What the task requires
In the material below, identify each line bearing the word "month". Reproduce those lines.

--- start Data for this exercise ---

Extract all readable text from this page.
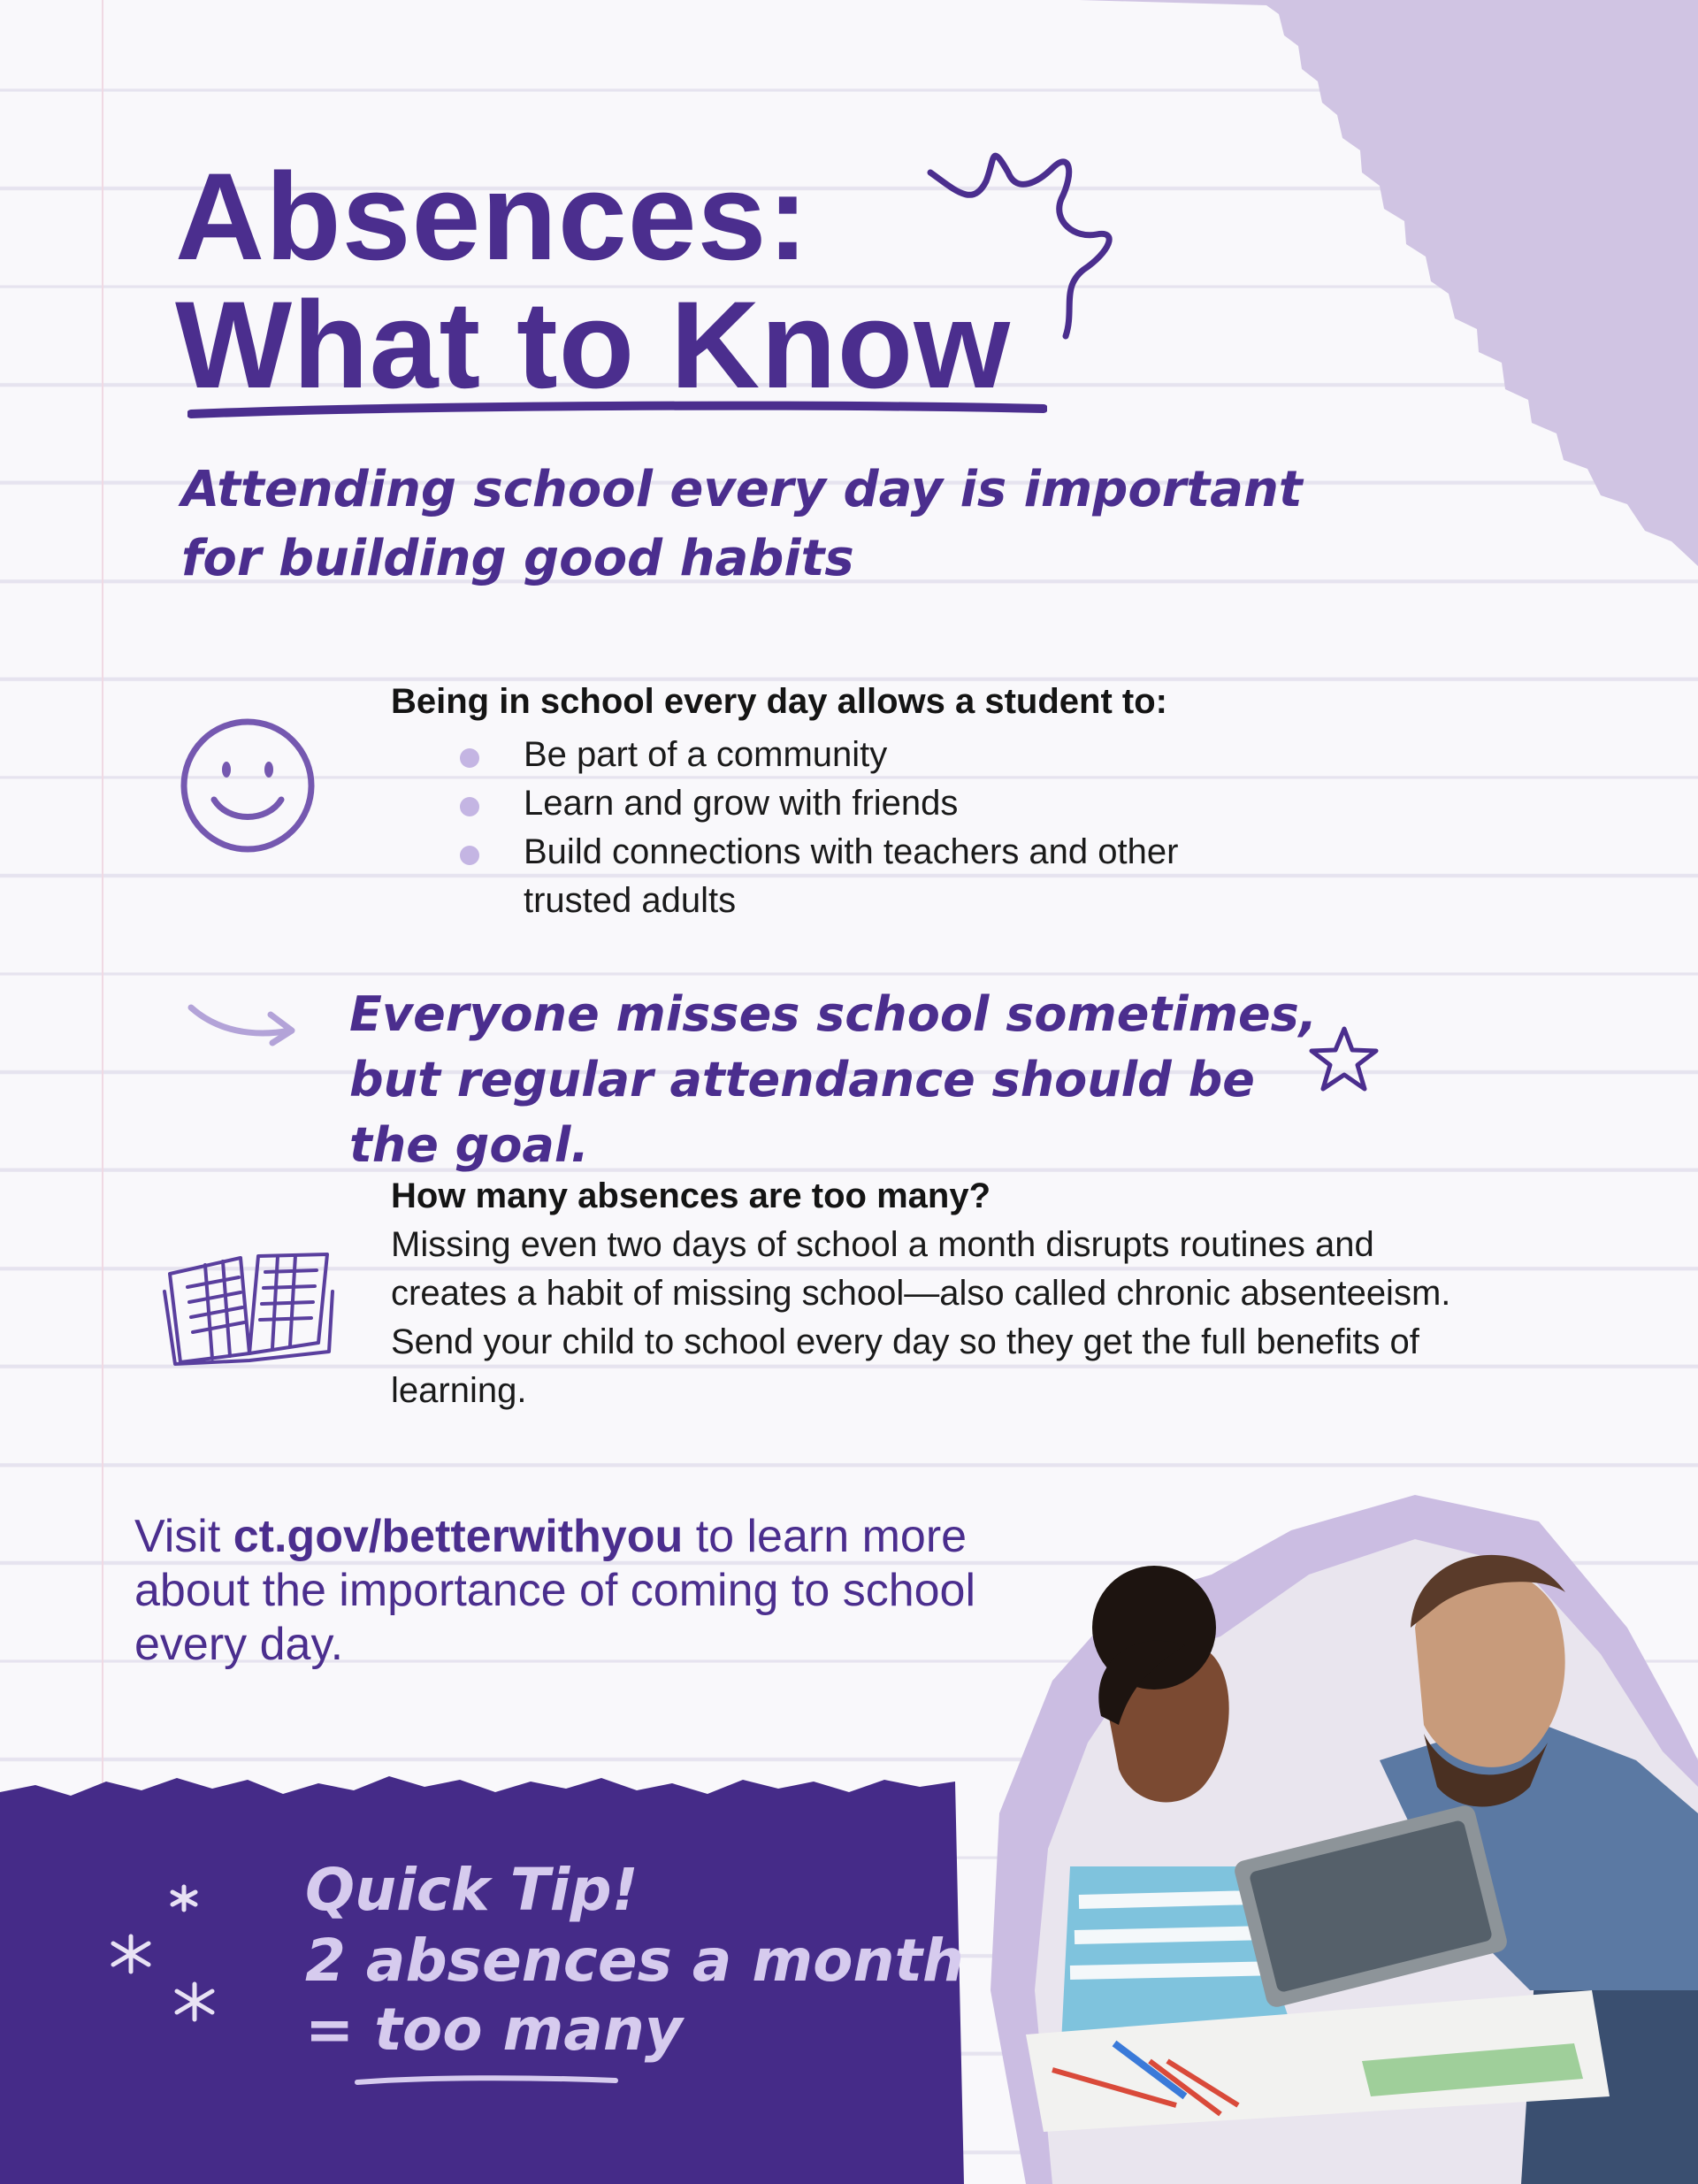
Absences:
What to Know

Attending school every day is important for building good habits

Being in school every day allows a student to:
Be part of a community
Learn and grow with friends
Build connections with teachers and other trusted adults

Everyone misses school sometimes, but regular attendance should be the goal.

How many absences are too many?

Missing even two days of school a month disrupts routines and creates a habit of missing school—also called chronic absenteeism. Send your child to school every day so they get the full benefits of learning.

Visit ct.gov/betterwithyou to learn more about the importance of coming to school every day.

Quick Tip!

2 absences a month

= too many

--- end Data for this exercise ---
--- start Data for this exercise ---

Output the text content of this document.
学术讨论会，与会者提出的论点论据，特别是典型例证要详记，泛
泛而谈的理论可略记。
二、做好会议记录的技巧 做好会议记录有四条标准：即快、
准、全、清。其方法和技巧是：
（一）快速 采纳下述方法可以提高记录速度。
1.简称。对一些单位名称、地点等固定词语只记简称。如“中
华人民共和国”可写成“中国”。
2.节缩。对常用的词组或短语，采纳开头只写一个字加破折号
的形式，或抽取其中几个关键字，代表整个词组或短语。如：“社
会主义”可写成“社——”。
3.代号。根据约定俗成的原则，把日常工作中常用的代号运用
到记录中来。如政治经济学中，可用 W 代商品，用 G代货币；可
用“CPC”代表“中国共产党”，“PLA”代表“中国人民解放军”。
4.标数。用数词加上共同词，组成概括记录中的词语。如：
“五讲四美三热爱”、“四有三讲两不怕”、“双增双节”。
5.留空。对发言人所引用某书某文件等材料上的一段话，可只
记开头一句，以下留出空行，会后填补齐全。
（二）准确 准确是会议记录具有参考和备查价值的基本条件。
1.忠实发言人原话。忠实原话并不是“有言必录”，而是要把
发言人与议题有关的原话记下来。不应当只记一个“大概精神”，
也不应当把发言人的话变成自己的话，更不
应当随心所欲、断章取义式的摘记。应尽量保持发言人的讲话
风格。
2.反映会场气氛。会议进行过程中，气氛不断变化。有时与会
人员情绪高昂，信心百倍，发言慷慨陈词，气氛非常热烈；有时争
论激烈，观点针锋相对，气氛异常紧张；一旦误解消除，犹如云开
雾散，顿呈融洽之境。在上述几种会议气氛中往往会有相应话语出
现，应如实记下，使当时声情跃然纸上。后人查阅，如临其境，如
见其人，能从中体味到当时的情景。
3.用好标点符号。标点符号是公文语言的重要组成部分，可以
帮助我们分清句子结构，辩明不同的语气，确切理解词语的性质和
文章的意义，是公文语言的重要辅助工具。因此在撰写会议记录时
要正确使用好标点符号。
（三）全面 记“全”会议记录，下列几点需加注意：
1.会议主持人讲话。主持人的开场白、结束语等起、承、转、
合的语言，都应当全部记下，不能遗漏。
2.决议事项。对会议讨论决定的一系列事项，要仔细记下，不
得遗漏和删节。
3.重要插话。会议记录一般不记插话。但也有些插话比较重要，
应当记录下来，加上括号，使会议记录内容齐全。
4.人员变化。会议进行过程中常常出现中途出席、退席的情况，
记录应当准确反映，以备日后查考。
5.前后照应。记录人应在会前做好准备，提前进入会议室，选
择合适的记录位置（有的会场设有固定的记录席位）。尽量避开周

--- end Data for this exercise ---
--- start Data for this exercise ---

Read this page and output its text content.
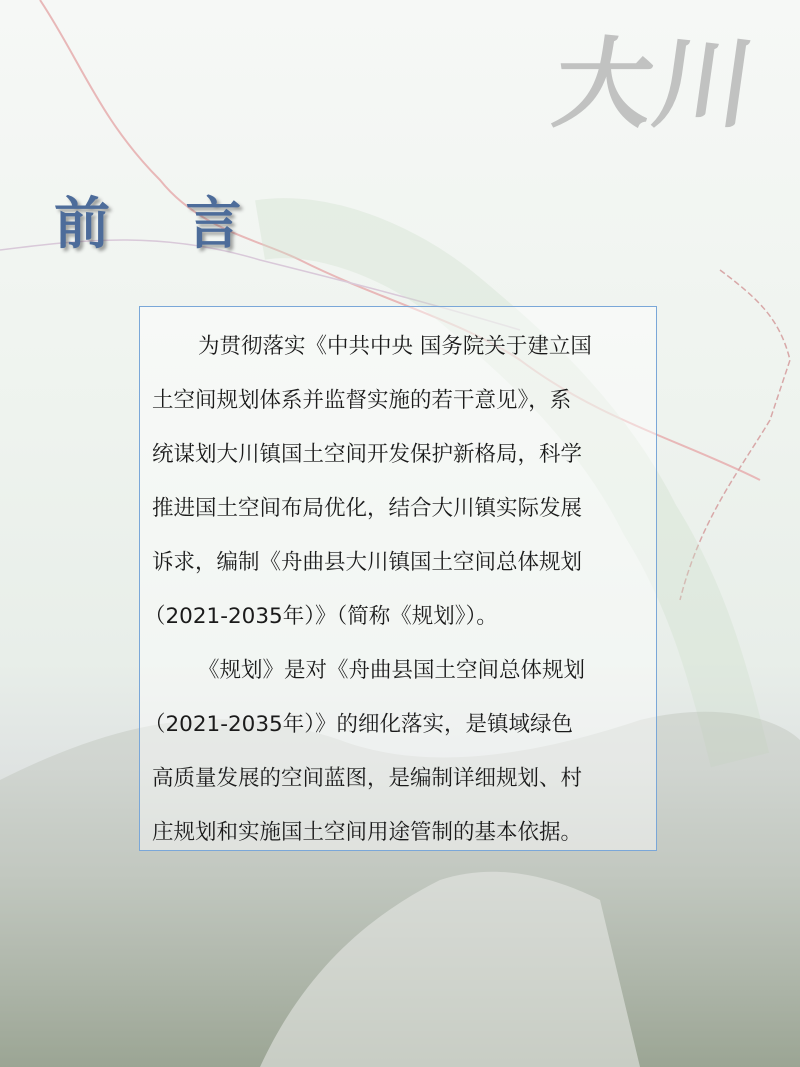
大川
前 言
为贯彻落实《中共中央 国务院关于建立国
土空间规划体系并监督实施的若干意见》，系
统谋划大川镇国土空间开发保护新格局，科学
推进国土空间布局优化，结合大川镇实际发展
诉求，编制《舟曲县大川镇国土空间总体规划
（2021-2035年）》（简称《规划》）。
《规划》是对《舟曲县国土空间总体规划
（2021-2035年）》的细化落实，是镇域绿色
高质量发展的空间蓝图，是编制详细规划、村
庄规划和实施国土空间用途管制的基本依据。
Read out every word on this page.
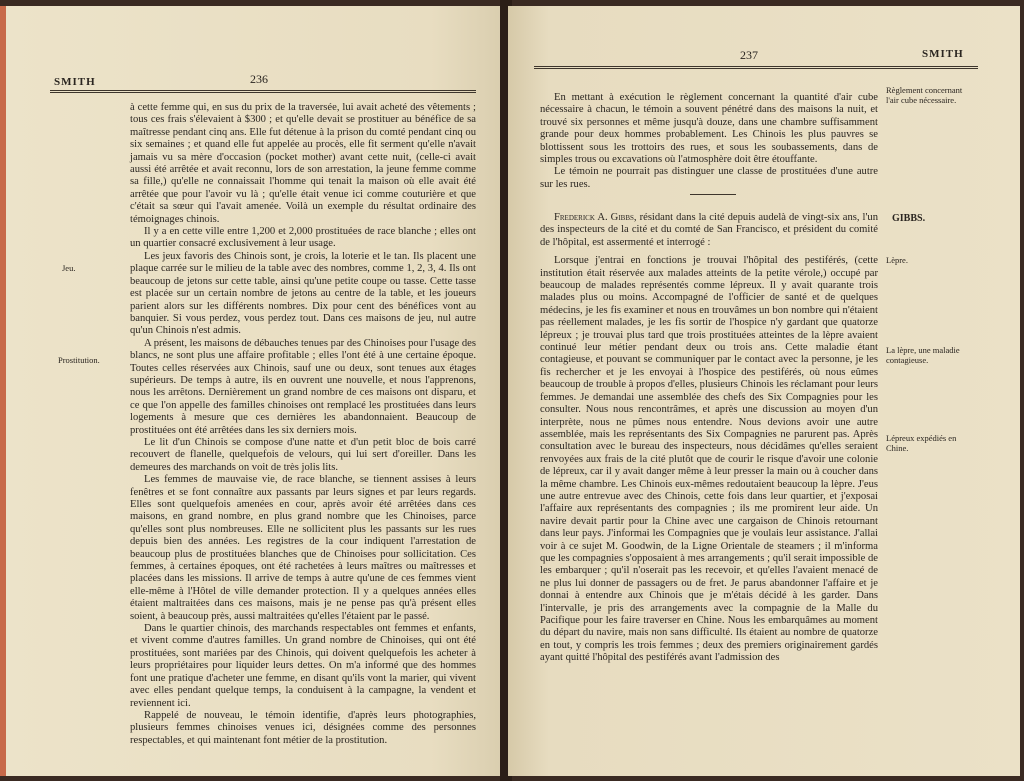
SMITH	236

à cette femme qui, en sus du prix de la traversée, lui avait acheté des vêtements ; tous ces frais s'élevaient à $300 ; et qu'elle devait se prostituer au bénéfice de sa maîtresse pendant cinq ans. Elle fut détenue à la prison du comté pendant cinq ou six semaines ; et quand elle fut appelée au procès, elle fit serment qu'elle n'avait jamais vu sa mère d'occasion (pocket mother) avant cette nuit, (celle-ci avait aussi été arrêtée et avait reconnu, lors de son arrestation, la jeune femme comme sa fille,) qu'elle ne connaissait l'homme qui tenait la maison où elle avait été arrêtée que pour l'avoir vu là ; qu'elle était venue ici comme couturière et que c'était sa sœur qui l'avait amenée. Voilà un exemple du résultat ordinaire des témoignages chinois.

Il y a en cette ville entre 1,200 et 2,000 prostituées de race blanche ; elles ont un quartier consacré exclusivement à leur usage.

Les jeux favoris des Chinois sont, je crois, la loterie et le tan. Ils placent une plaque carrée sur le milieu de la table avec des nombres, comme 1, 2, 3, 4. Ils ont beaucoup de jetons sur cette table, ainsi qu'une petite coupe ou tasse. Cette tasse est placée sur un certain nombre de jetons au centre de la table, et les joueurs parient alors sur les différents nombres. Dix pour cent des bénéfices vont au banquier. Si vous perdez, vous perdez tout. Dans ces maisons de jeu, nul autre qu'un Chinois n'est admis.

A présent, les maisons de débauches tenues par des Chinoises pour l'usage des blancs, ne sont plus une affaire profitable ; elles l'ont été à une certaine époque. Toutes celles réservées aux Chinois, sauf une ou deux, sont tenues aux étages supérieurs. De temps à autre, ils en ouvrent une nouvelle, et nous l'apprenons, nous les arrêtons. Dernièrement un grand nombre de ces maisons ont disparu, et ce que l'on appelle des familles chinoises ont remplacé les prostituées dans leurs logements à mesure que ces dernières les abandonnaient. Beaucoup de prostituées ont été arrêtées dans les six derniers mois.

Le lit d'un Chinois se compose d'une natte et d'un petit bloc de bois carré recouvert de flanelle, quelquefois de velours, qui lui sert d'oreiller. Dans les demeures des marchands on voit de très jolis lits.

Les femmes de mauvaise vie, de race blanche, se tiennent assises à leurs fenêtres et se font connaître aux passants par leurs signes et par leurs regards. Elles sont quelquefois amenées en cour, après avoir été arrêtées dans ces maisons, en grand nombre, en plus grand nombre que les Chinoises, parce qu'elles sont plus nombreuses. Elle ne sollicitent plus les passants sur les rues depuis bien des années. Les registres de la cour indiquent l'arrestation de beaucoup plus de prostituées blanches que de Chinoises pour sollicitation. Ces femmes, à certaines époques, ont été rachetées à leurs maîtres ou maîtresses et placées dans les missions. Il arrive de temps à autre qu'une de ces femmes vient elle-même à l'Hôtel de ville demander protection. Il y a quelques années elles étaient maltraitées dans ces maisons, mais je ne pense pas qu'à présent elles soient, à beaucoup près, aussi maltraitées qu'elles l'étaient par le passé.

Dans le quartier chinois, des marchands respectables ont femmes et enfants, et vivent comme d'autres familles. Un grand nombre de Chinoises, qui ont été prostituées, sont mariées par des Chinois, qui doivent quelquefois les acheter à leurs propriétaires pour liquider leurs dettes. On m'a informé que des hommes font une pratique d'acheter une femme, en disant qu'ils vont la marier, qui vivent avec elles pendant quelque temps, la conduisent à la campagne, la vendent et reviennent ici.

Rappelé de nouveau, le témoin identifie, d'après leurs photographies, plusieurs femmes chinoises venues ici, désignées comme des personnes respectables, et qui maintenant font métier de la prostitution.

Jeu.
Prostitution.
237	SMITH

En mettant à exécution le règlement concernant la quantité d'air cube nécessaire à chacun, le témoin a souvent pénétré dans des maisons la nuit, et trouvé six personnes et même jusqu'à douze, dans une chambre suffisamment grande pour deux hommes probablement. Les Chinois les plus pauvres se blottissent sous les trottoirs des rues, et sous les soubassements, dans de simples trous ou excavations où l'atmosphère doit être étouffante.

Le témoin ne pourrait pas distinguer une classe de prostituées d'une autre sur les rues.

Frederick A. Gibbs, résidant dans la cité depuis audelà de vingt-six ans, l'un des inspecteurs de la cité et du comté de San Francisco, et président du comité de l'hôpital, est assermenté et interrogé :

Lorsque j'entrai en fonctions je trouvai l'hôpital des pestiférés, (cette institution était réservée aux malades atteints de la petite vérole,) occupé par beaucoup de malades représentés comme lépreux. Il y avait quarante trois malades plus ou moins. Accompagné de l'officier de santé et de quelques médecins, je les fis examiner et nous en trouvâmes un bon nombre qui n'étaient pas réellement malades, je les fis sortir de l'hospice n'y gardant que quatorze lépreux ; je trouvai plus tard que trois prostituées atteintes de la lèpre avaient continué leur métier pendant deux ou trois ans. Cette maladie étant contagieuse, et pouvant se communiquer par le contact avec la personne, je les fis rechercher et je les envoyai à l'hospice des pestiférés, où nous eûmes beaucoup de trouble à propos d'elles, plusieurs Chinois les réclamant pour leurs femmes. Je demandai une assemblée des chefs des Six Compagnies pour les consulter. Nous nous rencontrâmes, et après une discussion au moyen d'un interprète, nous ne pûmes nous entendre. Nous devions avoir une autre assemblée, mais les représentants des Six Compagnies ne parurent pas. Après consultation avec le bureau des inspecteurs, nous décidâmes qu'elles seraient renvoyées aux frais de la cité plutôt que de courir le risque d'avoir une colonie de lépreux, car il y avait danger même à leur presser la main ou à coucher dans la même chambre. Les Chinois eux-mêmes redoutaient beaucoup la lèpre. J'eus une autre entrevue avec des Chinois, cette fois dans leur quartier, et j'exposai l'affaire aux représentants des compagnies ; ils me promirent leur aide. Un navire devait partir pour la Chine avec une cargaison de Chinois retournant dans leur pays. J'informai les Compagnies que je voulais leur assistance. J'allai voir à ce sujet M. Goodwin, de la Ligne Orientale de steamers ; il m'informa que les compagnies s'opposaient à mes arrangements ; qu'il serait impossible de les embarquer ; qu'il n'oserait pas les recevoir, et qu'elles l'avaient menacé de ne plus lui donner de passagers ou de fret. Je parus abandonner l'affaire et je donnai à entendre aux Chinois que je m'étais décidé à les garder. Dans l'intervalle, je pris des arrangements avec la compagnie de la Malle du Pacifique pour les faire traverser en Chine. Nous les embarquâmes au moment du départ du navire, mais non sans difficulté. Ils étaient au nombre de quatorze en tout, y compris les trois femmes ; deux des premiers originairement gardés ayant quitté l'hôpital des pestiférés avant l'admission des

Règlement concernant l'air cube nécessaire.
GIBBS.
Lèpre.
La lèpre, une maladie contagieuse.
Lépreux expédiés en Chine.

--- end Data for this exercise ---

Written response
Missing even two days of school a month disrupts routines and creates a habit of missing school—also called chronic absenteeism. Send your child to school every day so they get the full benefits of learning.
2 absences a month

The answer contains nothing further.